__Exercise brief__
Isolate every line in the records below with "title" in it.

__Provided information__
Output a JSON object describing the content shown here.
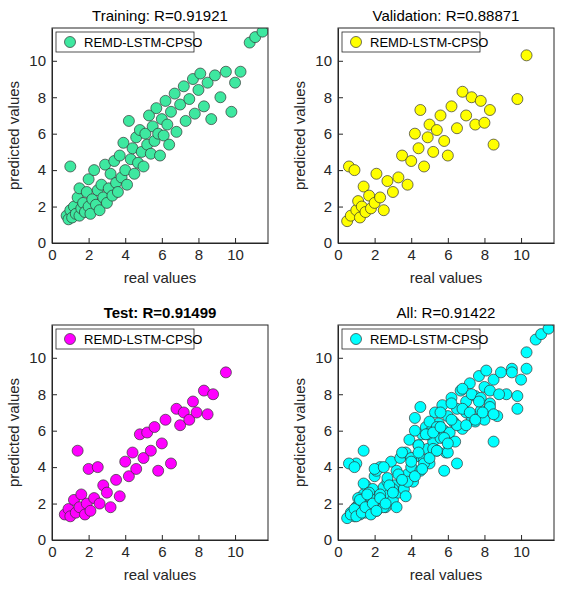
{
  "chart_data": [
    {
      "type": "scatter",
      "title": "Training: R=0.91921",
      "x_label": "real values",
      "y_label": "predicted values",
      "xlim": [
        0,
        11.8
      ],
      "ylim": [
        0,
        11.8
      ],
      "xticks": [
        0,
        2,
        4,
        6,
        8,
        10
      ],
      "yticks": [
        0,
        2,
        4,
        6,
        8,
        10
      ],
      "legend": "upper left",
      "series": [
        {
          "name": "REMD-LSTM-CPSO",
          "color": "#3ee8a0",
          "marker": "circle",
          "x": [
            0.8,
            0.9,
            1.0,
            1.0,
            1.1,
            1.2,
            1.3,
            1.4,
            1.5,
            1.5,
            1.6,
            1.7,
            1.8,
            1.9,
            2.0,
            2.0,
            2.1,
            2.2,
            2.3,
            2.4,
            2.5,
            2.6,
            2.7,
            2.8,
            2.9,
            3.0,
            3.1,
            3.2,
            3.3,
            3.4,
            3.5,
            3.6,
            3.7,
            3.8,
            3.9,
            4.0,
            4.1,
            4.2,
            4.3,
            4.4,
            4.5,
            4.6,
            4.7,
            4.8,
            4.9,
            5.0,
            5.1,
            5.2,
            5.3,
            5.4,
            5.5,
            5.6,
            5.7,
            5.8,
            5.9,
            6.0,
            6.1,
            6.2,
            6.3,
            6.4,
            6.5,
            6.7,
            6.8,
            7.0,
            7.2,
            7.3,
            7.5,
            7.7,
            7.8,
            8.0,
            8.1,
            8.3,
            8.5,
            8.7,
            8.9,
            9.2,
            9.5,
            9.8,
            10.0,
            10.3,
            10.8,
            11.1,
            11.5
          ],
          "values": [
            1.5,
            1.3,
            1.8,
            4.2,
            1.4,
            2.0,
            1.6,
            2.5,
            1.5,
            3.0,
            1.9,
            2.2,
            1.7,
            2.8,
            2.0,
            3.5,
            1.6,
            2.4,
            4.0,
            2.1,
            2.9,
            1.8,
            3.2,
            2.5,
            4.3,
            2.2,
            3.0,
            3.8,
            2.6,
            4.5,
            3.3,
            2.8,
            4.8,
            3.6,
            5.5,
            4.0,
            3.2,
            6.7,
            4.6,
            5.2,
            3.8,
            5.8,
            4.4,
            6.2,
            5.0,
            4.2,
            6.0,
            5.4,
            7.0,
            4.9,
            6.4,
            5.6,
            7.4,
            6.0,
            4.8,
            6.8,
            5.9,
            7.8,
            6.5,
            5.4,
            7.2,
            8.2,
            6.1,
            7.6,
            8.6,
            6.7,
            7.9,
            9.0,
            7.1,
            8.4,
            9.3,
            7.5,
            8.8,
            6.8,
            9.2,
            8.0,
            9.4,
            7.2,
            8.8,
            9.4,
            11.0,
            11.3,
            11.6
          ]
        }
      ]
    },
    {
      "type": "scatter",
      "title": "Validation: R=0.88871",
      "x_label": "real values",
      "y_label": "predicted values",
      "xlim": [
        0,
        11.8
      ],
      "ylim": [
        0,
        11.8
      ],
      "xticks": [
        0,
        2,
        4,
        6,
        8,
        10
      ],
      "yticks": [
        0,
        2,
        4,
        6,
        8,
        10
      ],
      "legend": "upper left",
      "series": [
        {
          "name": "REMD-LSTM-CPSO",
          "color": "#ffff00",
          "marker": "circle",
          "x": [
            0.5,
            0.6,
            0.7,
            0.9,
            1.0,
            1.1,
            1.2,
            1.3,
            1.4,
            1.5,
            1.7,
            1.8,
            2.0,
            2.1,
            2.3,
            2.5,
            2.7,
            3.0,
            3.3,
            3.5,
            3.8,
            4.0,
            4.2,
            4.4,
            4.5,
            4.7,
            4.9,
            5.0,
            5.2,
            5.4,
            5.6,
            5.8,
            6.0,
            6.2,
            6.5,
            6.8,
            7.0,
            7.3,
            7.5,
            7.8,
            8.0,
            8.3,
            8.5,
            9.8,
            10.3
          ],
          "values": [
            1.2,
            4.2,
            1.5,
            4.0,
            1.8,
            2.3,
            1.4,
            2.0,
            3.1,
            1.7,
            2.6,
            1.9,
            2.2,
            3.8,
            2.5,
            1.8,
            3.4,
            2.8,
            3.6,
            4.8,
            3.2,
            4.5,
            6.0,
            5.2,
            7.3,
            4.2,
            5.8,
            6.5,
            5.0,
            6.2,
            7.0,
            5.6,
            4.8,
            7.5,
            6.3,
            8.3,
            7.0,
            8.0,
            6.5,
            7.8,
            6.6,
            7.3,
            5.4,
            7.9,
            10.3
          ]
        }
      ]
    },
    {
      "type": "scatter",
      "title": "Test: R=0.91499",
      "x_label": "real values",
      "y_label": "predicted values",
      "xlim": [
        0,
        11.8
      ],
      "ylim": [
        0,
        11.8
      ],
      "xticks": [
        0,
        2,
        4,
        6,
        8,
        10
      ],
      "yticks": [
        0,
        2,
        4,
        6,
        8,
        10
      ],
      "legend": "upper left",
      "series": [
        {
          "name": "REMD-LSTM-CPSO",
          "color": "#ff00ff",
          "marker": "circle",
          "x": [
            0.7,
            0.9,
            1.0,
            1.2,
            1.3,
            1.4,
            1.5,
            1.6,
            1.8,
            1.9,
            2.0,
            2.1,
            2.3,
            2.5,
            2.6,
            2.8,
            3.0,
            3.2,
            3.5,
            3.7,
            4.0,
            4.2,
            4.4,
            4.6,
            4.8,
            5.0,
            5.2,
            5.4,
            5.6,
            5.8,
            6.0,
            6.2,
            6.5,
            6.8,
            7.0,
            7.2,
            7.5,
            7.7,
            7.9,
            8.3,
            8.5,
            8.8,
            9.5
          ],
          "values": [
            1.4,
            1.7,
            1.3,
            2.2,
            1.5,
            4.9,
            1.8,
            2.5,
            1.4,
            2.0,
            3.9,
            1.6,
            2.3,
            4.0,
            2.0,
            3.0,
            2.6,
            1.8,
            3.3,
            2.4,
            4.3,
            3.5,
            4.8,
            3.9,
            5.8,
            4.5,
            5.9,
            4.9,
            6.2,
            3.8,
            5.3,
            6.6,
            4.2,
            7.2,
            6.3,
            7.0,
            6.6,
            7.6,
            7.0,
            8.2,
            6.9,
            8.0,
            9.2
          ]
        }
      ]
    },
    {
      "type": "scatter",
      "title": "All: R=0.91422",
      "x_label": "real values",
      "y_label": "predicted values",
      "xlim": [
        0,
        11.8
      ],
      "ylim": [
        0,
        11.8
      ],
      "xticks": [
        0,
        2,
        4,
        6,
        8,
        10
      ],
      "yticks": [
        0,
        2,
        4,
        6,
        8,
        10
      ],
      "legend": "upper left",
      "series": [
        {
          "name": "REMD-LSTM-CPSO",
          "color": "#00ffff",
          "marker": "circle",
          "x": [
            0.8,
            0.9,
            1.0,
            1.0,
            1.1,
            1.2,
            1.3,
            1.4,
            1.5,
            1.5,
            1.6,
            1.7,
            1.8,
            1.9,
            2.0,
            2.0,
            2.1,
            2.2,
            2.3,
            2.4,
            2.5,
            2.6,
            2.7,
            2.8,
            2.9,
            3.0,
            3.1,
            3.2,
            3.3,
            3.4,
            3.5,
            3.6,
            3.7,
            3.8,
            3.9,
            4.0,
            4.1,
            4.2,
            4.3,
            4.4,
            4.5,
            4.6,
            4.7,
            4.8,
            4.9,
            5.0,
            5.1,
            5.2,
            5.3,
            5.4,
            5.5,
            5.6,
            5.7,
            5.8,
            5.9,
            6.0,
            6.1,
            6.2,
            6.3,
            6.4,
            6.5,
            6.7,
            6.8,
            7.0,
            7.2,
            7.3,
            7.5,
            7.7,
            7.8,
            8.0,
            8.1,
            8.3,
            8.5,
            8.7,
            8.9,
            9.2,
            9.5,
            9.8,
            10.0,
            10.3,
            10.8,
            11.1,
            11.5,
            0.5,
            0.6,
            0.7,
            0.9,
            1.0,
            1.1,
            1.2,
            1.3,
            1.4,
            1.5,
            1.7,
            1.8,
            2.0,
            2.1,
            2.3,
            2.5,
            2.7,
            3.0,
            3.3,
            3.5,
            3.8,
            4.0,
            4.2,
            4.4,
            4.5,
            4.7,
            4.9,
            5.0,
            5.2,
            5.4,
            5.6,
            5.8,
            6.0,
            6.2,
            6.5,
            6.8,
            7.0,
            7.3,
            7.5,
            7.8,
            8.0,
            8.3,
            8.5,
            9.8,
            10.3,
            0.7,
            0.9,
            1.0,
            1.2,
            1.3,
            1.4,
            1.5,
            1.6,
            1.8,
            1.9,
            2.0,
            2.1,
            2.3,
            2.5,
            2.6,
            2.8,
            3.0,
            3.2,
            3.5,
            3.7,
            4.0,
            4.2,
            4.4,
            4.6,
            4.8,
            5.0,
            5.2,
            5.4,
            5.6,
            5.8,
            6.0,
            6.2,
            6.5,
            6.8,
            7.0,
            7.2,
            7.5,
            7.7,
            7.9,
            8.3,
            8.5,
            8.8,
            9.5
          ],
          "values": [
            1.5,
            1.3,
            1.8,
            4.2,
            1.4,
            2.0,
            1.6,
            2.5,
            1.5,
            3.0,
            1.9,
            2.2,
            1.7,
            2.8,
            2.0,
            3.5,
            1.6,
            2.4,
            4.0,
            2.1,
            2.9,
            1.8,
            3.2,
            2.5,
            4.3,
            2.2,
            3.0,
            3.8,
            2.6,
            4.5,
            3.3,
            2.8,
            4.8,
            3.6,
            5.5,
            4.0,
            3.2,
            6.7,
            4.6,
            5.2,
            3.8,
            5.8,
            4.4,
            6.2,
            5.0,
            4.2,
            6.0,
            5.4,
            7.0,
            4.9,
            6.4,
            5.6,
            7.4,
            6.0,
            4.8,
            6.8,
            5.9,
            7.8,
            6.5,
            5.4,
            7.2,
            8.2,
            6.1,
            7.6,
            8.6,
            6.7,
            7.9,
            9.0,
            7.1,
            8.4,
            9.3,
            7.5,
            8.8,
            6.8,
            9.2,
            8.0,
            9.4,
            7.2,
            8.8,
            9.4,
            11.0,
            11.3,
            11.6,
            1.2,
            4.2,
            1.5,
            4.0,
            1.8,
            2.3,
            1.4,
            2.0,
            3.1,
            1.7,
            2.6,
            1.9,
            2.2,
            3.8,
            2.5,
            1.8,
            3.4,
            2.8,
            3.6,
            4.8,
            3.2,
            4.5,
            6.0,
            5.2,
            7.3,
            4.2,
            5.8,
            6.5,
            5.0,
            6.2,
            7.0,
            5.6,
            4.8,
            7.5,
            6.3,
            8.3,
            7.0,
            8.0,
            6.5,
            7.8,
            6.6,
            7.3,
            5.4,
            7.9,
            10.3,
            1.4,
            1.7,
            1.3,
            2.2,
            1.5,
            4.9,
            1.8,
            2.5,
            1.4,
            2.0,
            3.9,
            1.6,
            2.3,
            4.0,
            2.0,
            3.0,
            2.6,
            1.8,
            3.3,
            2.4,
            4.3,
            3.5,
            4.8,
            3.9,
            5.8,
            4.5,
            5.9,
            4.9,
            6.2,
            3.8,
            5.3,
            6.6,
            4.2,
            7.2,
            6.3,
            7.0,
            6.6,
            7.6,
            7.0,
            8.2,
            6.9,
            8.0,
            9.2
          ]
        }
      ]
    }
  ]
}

__Exercise solution__
      "title": "Training: R=0.91921",
      "title": "Validation: R=0.88871",
      "title": "Test: R=0.91499",
      "title": "All: R=0.91422",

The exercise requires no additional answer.